Short task:
Quote the material exactly from the line that contains "Convert this screenshot" through its last line. Any pictures are to be left out.

The records:
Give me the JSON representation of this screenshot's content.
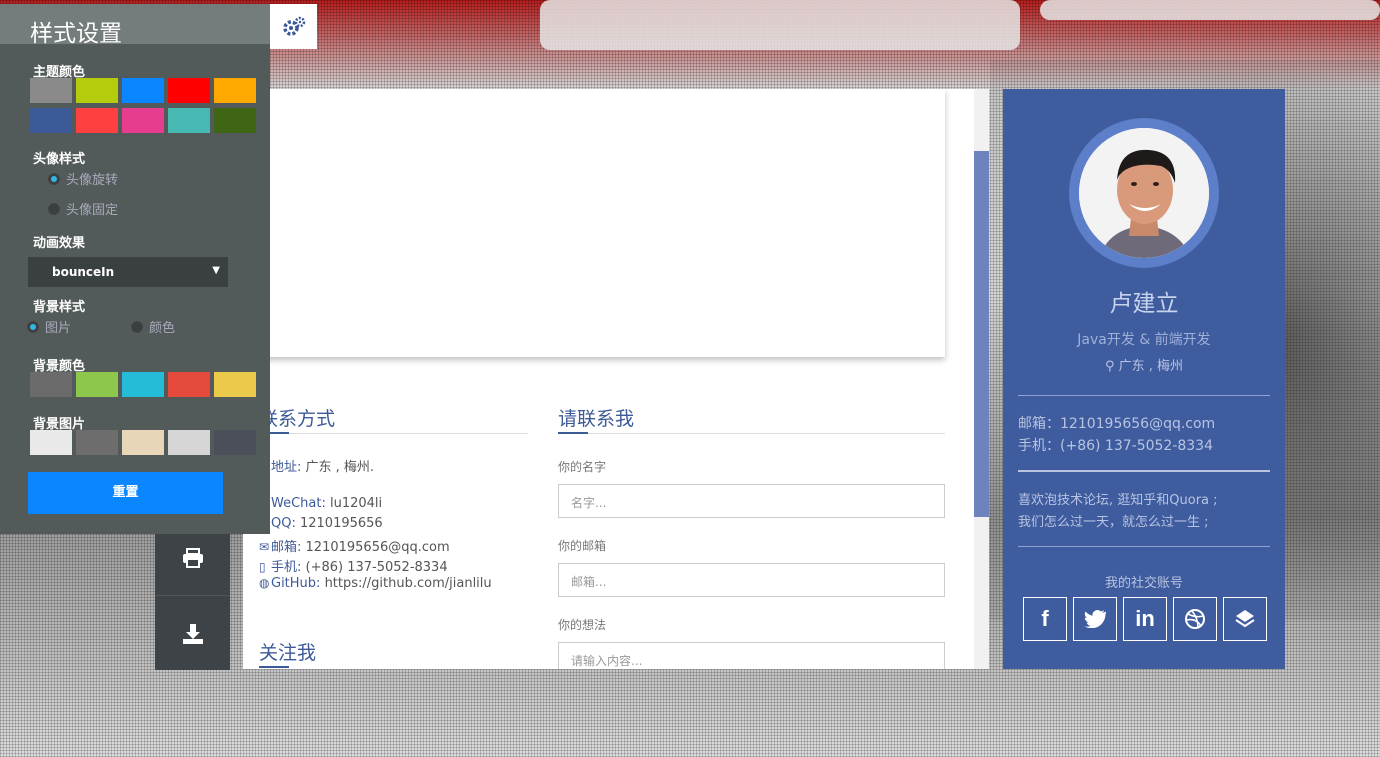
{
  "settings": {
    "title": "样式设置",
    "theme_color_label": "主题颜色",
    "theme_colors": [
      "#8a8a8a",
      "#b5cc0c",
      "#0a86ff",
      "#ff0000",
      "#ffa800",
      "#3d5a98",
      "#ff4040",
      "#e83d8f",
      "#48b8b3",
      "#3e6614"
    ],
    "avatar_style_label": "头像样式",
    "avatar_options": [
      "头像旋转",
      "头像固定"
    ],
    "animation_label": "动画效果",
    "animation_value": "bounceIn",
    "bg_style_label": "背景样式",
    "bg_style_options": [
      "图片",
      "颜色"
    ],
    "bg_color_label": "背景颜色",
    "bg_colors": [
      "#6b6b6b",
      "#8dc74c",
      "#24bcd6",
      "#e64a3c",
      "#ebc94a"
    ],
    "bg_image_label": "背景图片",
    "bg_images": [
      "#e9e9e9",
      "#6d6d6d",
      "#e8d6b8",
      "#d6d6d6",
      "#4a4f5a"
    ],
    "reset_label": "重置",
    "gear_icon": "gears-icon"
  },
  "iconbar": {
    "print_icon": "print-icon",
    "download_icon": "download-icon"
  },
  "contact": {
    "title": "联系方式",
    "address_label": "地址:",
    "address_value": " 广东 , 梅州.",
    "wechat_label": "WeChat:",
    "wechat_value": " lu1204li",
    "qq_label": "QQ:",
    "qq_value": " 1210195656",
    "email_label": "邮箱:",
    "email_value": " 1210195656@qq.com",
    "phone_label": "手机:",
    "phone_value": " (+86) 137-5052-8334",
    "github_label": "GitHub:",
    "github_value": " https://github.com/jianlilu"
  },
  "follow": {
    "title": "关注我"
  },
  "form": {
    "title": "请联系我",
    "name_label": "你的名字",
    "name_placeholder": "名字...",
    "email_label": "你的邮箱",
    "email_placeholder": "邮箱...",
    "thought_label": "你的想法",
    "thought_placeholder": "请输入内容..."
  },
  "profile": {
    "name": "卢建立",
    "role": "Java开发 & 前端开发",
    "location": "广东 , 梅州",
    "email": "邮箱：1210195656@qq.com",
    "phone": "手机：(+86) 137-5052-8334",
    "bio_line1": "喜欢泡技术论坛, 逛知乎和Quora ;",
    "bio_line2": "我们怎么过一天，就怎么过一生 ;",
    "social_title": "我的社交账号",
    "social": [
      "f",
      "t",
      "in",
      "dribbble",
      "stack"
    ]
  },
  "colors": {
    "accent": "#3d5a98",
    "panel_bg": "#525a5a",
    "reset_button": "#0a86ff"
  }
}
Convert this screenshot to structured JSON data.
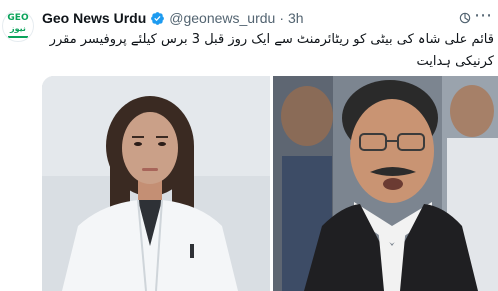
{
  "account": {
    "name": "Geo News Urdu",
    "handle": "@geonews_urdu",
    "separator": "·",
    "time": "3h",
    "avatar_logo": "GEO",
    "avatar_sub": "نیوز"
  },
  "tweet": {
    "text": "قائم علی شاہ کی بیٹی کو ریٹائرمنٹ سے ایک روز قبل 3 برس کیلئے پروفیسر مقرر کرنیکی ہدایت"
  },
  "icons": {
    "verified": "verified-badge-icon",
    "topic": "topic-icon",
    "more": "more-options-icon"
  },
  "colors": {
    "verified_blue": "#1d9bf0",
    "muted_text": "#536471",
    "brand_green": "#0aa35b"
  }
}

Result of this task:
Convert this screenshot to structured JSON data.
{
  "account": {
    "name": "Geo News Urdu",
    "handle": "@geonews_urdu",
    "separator": "·",
    "time": "3h",
    "avatar_logo": "GEO",
    "avatar_sub": "نیوز"
  },
  "tweet": {
    "text": "قائم علی شاہ کی بیٹی کو ریٹائرمنٹ سے ایک روز قبل 3 برس کیلئے پروفیسر مقرر کرنیکی ہدایت"
  },
  "icons": {
    "verified": "verified-badge-icon",
    "topic": "topic-icon",
    "more": "more-options-icon"
  },
  "colors": {
    "verified_blue": "#1d9bf0",
    "muted_text": "#536471",
    "brand_green": "#0aa35b"
  }
}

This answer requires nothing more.